Can you arrange the lines of each item below as a numbered list, skipping any blank lines and leaving the pictures out of your answer?

▶ Record set:

####

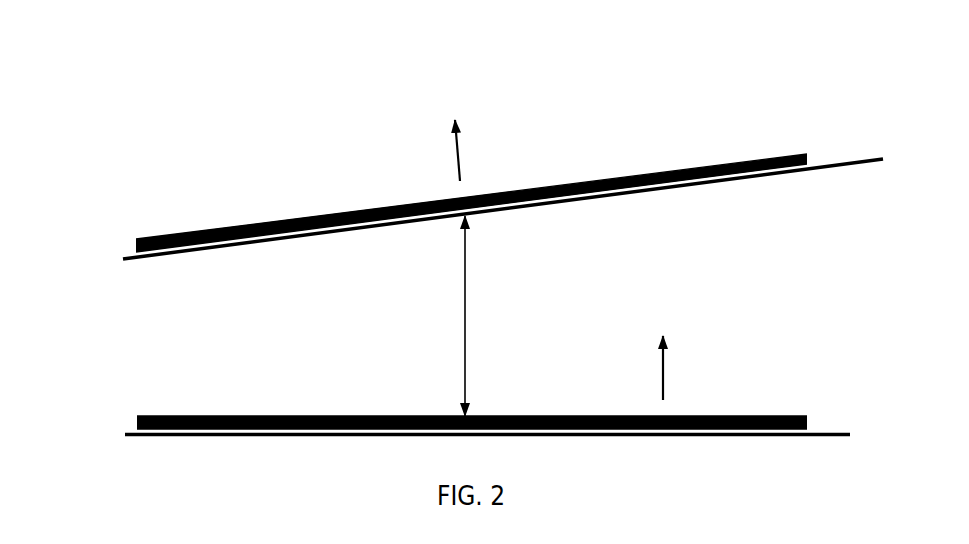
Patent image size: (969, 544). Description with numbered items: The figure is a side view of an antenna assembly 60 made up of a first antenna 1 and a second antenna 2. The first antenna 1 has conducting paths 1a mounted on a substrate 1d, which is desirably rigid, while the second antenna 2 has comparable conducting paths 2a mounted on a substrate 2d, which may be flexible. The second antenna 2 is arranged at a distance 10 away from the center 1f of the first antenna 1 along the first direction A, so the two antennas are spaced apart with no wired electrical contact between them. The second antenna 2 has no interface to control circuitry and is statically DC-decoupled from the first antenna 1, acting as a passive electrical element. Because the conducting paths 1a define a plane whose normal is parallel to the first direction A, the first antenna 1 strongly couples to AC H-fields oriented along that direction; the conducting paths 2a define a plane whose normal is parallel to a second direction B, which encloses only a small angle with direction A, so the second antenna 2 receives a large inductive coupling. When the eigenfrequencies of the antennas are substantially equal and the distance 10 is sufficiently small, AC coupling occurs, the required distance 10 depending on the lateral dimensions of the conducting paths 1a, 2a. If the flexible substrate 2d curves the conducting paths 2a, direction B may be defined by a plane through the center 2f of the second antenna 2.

The antenna assembly 60 is at (102, 92).
The first antenna 1 is at (473, 388).
The conducting paths of the first antenna 1a is at (279, 416).
The center of the first antenna 1f is at (462, 414).
The substrate of the first antenna 1d is at (828, 435).
The second antenna 2 is at (482, 177).
The conducting paths of the second antenna 2a is at (300, 218).
The center of the second antenna 2f is at (462, 198).
The substrate of the second antenna 2d is at (828, 167).
The distance 10 is at (467, 290).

####

▶ Completed exercise:
1. Patent image size: (969, 544). Description with numbered items: The figure is a side view of an antenna assembly 60 made up of a first antenna 1 and a second antenna 2. The first antenna 1 has conducting paths 1a mounted on a substrate 1d, which is desirably rigid, while the second antenna 2 has comparable conducting paths 2a mounted on a substrate 2d, which may be flexible. The second antenna 2 is arranged at a distance 10 away from the center 1f of the first antenna 1 along the first direction A, so the two antennas are spaced apart with no wired electrical contact between them. The second antenna 2 has no interface to control circuitry and is statically DC-decoupled from the first antenna 1, acting as a passive electrical element. Because the conducting paths 1a define a plane whose normal is parallel to the first direction A, the first antenna 1 strongly couples to AC H-fields oriented along that direction; the conducting paths 2a define a plane whose normal is parallel to a second direction B, which encloses only a small angle with direction A, so the second antenna 2 receives a large inductive coupling. When the eigenfrequencies of the antennas are substantially equal and the distance 10 is sufficiently small, AC coupling occurs, the required distance 10 depending on the lateral dimensions of the conducting paths 1a, 2a. If the flexible substrate 2d curves the conducting paths 2a, direction B may be defined by a plane through the center 2f of the second antenna 2.
2. The antenna assembly 60 is at (102, 92).
3. The first antenna 1 is at (473, 388).
4. The conducting paths of the first antenna 1a is at (279, 416).
5. The center of the first antenna 1f is at (462, 414).
6. The substrate of the first antenna 1d is at (828, 435).
7. The second antenna 2 is at (482, 177).
8. The conducting paths of the second antenna 2a is at (300, 218).
9. The center of the second antenna 2f is at (462, 198).
10. The substrate of the second antenna 2d is at (828, 167).
11. The distance 10 is at (467, 290).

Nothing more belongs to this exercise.